• [DATASET CONTENT]

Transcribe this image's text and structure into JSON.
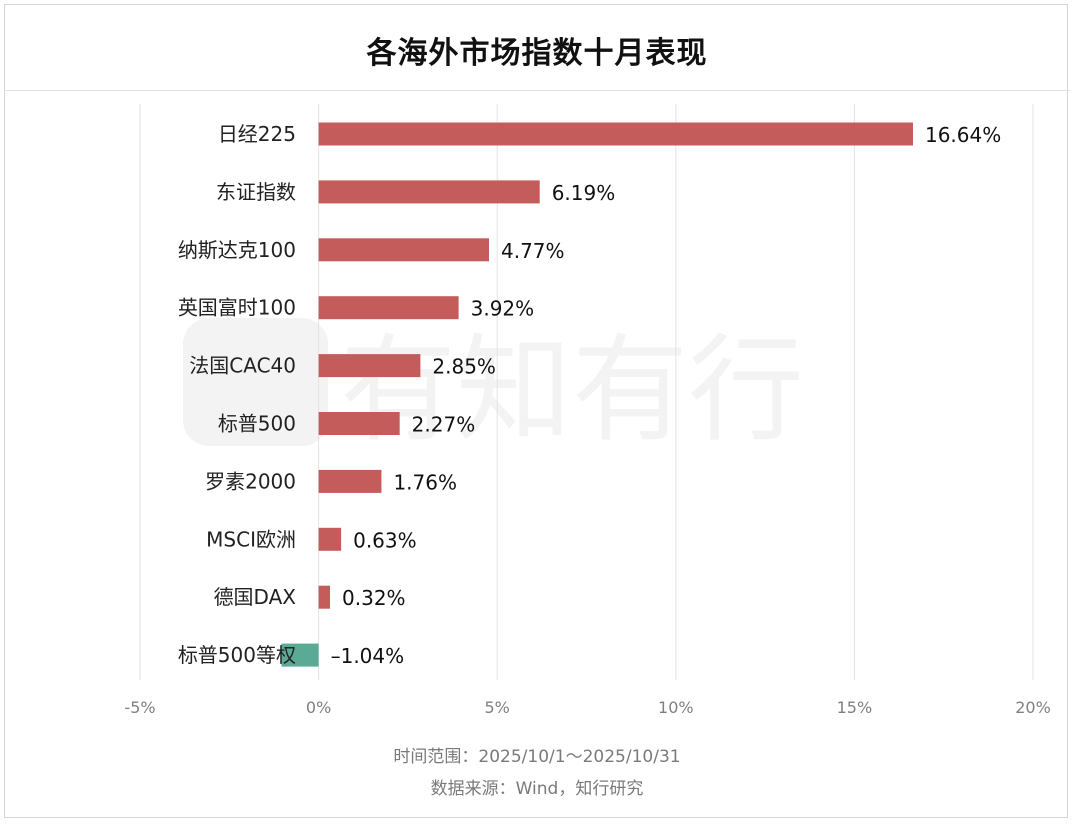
{
  "title": "各海外市场指数十月表现",
  "footer": {
    "time_range": "时间范围：2025/10/1～2025/10/31",
    "source": "数据来源：Wind，知行研究"
  },
  "watermark": "有知有行",
  "colors": {
    "positive": "#c45c5c",
    "negative": "#5aaa96",
    "grid": "#e3e3e3",
    "tick_text": "#808080",
    "label_text": "#222222",
    "watermark": "#f3f3f3"
  },
  "chart_data": {
    "type": "bar",
    "orientation": "horizontal",
    "categories": [
      "日经225",
      "东证指数",
      "纳斯达克100",
      "英国富时100",
      "法国CAC40",
      "标普500",
      "罗素2000",
      "MSCI欧洲",
      "德国DAX",
      "标普500等权"
    ],
    "values": [
      16.64,
      6.19,
      4.77,
      3.92,
      2.85,
      2.27,
      1.76,
      0.63,
      0.32,
      -1.04
    ],
    "value_labels": [
      "16.64%",
      "6.19%",
      "4.77%",
      "3.92%",
      "2.85%",
      "2.27%",
      "1.76%",
      "0.63%",
      "0.32%",
      "–1.04%"
    ],
    "unit": "%",
    "xlim": [
      -5,
      20
    ],
    "xticks": [
      -5,
      0,
      5,
      10,
      15,
      20
    ],
    "xtick_labels": [
      "-5%",
      "0%",
      "5%",
      "10%",
      "15%",
      "20%"
    ],
    "grid": "vertical"
  }
}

• [THE TASK] Output the lines above in full and exactly as given, omitting any pictures.

• [FINISHED ANSWER]
Transcribe this image's text and structure into JSON.
{
  "title": "各海外市场指数十月表现",
  "footer": {
    "time_range": "时间范围：2025/10/1～2025/10/31",
    "source": "数据来源：Wind，知行研究"
  },
  "watermark": "有知有行",
  "colors": {
    "positive": "#c45c5c",
    "negative": "#5aaa96",
    "grid": "#e3e3e3",
    "tick_text": "#808080",
    "label_text": "#222222",
    "watermark": "#f3f3f3"
  },
  "chart_data": {
    "type": "bar",
    "orientation": "horizontal",
    "categories": [
      "日经225",
      "东证指数",
      "纳斯达克100",
      "英国富时100",
      "法国CAC40",
      "标普500",
      "罗素2000",
      "MSCI欧洲",
      "德国DAX",
      "标普500等权"
    ],
    "values": [
      16.64,
      6.19,
      4.77,
      3.92,
      2.85,
      2.27,
      1.76,
      0.63,
      0.32,
      -1.04
    ],
    "value_labels": [
      "16.64%",
      "6.19%",
      "4.77%",
      "3.92%",
      "2.85%",
      "2.27%",
      "1.76%",
      "0.63%",
      "0.32%",
      "–1.04%"
    ],
    "unit": "%",
    "xlim": [
      -5,
      20
    ],
    "xticks": [
      -5,
      0,
      5,
      10,
      15,
      20
    ],
    "xtick_labels": [
      "-5%",
      "0%",
      "5%",
      "10%",
      "15%",
      "20%"
    ],
    "grid": "vertical"
  }
}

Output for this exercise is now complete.